◆ **Data to process**:
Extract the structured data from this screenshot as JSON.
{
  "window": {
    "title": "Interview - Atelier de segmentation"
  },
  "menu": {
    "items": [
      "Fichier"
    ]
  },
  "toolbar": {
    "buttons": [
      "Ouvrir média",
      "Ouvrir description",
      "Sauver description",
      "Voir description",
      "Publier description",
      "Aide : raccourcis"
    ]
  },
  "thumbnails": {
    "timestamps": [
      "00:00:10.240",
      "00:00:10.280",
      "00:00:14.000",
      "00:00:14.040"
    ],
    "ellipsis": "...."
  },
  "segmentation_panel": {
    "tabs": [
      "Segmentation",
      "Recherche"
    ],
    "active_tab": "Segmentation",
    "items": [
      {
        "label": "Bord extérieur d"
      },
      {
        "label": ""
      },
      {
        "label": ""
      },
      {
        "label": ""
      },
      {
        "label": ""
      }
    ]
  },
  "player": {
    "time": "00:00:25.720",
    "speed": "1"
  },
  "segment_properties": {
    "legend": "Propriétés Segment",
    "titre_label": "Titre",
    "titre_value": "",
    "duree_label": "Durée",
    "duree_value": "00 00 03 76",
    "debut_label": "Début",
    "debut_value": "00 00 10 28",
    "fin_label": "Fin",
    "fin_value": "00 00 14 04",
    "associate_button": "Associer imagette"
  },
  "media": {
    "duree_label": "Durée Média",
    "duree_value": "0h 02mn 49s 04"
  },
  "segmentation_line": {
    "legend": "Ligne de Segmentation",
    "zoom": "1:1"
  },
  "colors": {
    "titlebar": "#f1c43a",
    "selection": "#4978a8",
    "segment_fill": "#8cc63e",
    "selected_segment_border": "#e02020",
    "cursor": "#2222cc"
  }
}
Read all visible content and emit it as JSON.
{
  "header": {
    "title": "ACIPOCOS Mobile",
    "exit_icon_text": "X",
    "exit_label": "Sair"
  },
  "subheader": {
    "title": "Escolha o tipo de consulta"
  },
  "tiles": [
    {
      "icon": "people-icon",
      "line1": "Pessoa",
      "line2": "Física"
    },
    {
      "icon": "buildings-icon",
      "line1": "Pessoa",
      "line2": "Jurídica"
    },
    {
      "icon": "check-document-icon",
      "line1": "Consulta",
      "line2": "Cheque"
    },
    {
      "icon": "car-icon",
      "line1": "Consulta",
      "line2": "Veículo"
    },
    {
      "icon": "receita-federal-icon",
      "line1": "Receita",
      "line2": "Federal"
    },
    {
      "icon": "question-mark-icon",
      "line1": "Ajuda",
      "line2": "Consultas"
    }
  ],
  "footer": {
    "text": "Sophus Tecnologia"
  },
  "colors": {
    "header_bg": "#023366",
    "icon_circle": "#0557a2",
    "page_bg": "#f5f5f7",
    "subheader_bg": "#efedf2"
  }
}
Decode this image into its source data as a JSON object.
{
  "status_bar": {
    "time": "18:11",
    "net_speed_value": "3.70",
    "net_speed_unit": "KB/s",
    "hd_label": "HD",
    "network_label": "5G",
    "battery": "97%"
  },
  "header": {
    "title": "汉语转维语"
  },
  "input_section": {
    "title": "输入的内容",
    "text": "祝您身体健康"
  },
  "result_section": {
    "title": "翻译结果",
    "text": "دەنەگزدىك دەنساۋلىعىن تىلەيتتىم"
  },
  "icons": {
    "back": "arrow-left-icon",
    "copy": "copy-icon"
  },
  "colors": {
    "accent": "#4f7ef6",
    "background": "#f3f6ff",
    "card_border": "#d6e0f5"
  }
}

◆ **Requirements**:
Filter the records for lines holding the string "JSON". Copy each one.

◆ **Written answer**:
Extract the structured data from this screenshot as JSON.
Read all visible content and emit it as JSON.
Decode this image into its source data as a JSON object.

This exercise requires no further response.